■ **Task prompt**: All entries are to be given again verbatim.

* * *

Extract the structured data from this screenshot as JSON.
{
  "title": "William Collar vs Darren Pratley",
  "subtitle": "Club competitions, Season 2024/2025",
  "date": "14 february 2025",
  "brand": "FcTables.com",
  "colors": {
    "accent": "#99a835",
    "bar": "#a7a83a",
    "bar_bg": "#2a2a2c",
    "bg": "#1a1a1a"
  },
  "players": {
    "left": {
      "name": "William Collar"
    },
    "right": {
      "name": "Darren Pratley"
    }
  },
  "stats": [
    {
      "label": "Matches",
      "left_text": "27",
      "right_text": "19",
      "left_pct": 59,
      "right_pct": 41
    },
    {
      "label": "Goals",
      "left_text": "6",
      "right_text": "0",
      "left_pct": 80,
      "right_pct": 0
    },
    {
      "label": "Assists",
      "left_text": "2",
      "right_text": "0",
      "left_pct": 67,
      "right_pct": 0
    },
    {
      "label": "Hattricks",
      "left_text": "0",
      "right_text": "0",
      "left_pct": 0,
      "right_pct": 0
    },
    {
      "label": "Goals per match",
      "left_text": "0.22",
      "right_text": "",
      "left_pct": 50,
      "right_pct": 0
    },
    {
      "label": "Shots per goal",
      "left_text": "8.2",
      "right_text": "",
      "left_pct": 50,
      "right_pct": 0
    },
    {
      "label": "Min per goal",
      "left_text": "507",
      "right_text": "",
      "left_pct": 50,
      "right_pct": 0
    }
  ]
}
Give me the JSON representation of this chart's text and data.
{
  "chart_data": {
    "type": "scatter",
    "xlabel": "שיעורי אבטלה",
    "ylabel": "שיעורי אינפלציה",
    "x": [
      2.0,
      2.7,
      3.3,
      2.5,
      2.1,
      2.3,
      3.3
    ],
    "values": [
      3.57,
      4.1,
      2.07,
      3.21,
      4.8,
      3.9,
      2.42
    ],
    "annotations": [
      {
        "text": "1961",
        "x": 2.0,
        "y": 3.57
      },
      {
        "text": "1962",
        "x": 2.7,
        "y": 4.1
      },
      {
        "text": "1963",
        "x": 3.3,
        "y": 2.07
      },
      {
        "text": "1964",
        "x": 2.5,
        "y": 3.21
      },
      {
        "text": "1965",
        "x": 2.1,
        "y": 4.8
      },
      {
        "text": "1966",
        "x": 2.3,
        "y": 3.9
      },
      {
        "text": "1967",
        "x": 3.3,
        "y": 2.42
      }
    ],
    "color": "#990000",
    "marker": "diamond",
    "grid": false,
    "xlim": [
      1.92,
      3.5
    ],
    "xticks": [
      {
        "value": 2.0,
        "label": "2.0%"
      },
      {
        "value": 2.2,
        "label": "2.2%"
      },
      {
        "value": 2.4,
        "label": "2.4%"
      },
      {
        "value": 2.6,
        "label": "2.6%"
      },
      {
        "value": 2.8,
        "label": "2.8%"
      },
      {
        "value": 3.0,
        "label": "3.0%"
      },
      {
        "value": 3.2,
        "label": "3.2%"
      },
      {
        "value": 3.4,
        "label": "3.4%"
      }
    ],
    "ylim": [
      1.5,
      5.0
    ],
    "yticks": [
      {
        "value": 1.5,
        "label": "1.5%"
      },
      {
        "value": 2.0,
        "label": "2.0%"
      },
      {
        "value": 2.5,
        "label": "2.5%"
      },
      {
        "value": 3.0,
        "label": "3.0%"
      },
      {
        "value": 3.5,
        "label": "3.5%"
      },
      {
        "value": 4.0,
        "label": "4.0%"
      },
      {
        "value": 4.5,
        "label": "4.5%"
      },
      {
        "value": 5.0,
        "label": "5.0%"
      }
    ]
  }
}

* * *

■ **Solution below**:
Extract the structured data from this screenshot as JSON.
{
  "title": "William Collar vs Darren Pratley",
  "subtitle": "Club competitions, Season 2024/2025",
  "date": "14 february 2025",
  "brand": "FcTables.com",
  "colors": {
    "accent": "#99a835",
    "bar": "#a7a83a",
    "bar_bg": "#2a2a2c",
    "bg": "#1a1a1a"
  },
  "players": {
    "left": {
      "name": "William Collar"
    },
    "right": {
      "name": "Darren Pratley"
    }
  },
  "stats": [
    {
      "label": "Matches",
      "left_text": "27",
      "right_text": "19",
      "left_pct": 59,
      "right_pct": 41
    },
    {
      "label": "Goals",
      "left_text": "6",
      "right_text": "0",
      "left_pct": 80,
      "right_pct": 0
    },
    {
      "label": "Assists",
      "left_text": "2",
      "right_text": "0",
      "left_pct": 67,
      "right_pct": 0
    },
    {
      "label": "Hattricks",
      "left_text": "0",
      "right_text": "0",
      "left_pct": 0,
      "right_pct": 0
    },
    {
      "label": "Goals per match",
      "left_text": "0.22",
      "right_text": "",
      "left_pct": 50,
      "right_pct": 0
    },
    {
      "label": "Shots per goal",
      "left_text": "8.2",
      "right_text": "",
      "left_pct": 50,
      "right_pct": 0
    },
    {
      "label": "Min per goal",
      "left_text": "507",
      "right_text": "",
      "left_pct": 50,
      "right_pct": 0
    }
  ]
}
Give me the JSON representation of this chart's text and data.
{
  "chart_data": {
    "type": "scatter",
    "xlabel": "שיעורי אבטלה",
    "ylabel": "שיעורי אינפלציה",
    "x": [
      2.0,
      2.7,
      3.3,
      2.5,
      2.1,
      2.3,
      3.3
    ],
    "values": [
      3.57,
      4.1,
      2.07,
      3.21,
      4.8,
      3.9,
      2.42
    ],
    "annotations": [
      {
        "text": "1961",
        "x": 2.0,
        "y": 3.57
      },
      {
        "text": "1962",
        "x": 2.7,
        "y": 4.1
      },
      {
        "text": "1963",
        "x": 3.3,
        "y": 2.07
      },
      {
        "text": "1964",
        "x": 2.5,
        "y": 3.21
      },
      {
        "text": "1965",
        "x": 2.1,
        "y": 4.8
      },
      {
        "text": "1966",
        "x": 2.3,
        "y": 3.9
      },
      {
        "text": "1967",
        "x": 3.3,
        "y": 2.42
      }
    ],
    "color": "#990000",
    "marker": "diamond",
    "grid": false,
    "xlim": [
      1.92,
      3.5
    ],
    "xticks": [
      {
        "value": 2.0,
        "label": "2.0%"
      },
      {
        "value": 2.2,
        "label": "2.2%"
      },
      {
        "value": 2.4,
        "label": "2.4%"
      },
      {
        "value": 2.6,
        "label": "2.6%"
      },
      {
        "value": 2.8,
        "label": "2.8%"
      },
      {
        "value": 3.0,
        "label": "3.0%"
      },
      {
        "value": 3.2,
        "label": "3.2%"
      },
      {
        "value": 3.4,
        "label": "3.4%"
      }
    ],
    "ylim": [
      1.5,
      5.0
    ],
    "yticks": [
      {
        "value": 1.5,
        "label": "1.5%"
      },
      {
        "value": 2.0,
        "label": "2.0%"
      },
      {
        "value": 2.5,
        "label": "2.5%"
      },
      {
        "value": 3.0,
        "label": "3.0%"
      },
      {
        "value": 3.5,
        "label": "3.5%"
      },
      {
        "value": 4.0,
        "label": "4.0%"
      },
      {
        "value": 4.5,
        "label": "4.5%"
      },
      {
        "value": 5.0,
        "label": "5.0%"
      }
    ]
  }
}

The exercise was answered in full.